▶ [Stated exercise] Filter the data below for the string "ESPRIQUE" and copy each matching line.

Stored records:

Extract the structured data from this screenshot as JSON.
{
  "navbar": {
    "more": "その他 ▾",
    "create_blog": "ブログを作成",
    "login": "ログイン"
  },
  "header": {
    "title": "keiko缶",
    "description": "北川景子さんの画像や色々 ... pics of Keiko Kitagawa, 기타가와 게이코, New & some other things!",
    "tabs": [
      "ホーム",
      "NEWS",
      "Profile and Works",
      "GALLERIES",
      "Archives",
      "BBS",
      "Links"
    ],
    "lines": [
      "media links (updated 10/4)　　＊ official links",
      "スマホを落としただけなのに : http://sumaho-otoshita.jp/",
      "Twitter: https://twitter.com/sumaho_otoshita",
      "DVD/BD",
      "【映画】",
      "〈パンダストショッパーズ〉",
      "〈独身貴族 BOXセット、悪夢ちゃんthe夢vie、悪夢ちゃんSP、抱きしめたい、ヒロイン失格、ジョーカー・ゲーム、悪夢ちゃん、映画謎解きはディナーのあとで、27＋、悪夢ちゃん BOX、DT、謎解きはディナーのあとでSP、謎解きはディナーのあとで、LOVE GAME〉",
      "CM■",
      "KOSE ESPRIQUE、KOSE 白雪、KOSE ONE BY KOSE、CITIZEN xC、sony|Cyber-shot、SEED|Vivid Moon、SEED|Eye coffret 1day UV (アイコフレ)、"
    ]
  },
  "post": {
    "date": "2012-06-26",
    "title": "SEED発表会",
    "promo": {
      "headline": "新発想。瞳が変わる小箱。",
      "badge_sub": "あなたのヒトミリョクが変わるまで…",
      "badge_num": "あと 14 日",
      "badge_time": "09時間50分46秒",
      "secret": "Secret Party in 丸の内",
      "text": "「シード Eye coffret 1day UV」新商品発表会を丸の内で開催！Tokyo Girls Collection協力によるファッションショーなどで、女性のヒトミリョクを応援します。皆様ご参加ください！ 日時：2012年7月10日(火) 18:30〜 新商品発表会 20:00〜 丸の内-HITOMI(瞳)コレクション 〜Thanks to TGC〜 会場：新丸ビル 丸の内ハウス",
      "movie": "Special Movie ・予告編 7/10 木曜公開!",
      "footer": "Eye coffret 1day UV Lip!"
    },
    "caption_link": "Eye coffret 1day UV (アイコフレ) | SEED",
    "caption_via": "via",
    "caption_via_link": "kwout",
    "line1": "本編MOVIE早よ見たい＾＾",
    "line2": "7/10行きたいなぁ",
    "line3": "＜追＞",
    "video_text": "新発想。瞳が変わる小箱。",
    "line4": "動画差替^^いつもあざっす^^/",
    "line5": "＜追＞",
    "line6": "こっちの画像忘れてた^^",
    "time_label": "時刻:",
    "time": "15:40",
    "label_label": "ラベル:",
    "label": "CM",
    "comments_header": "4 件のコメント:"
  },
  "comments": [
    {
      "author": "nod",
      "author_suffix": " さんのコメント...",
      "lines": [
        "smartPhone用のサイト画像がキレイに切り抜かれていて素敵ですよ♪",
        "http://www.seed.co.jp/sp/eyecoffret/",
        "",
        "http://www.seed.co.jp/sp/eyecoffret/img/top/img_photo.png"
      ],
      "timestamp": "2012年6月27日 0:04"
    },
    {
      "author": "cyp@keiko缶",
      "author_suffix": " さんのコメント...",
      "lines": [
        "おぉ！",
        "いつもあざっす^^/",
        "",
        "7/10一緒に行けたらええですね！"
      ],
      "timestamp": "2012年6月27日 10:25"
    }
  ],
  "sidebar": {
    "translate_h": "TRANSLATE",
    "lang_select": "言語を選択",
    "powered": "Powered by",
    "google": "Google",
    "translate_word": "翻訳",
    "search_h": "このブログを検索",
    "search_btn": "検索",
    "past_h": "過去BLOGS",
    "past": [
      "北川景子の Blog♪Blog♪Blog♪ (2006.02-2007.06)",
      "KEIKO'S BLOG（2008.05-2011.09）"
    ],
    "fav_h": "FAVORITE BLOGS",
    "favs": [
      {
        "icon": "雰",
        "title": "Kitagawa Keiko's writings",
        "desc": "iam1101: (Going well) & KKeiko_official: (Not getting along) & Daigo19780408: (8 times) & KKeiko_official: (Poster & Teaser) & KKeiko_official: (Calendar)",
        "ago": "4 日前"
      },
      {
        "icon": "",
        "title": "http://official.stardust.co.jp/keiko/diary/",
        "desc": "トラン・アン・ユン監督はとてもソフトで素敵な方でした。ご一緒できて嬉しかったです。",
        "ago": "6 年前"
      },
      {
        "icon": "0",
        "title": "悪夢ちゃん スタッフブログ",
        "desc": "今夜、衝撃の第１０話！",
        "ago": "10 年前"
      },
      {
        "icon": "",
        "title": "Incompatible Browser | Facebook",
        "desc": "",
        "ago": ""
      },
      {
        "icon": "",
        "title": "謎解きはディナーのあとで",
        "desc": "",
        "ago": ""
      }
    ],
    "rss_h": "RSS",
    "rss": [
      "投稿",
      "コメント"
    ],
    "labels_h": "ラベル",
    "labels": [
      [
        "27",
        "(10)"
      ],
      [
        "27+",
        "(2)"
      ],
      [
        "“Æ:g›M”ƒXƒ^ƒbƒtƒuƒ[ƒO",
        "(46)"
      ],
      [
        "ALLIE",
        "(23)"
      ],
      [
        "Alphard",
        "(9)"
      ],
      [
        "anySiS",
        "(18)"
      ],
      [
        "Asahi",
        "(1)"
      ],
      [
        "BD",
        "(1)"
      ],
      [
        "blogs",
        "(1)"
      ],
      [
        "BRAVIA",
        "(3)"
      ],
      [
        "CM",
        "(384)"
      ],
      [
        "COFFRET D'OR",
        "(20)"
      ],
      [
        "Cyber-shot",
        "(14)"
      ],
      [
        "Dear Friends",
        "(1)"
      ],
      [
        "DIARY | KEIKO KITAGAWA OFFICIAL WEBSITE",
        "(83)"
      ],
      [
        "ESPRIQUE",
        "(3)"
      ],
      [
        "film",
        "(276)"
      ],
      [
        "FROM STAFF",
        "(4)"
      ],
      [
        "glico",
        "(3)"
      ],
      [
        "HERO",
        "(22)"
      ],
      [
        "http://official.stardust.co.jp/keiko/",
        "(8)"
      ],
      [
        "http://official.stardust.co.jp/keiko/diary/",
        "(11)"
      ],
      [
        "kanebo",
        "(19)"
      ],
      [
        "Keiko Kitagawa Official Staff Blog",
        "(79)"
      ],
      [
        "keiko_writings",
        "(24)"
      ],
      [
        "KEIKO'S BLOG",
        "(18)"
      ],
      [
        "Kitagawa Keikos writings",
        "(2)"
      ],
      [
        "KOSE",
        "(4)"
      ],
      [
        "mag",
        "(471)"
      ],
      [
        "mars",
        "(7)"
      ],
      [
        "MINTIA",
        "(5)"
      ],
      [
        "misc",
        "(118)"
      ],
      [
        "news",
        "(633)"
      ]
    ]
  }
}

▶ [Solution to this exercise]
      "KOSE ESPRIQUE、KOSE 白雪、KOSE ONE BY KOSE、CITIZEN xC、sony|Cyber-shot、SEED|Vivid Moon、SEED|Eye coffret 1day UV (アイコフレ)、"
        "ESPRIQUE",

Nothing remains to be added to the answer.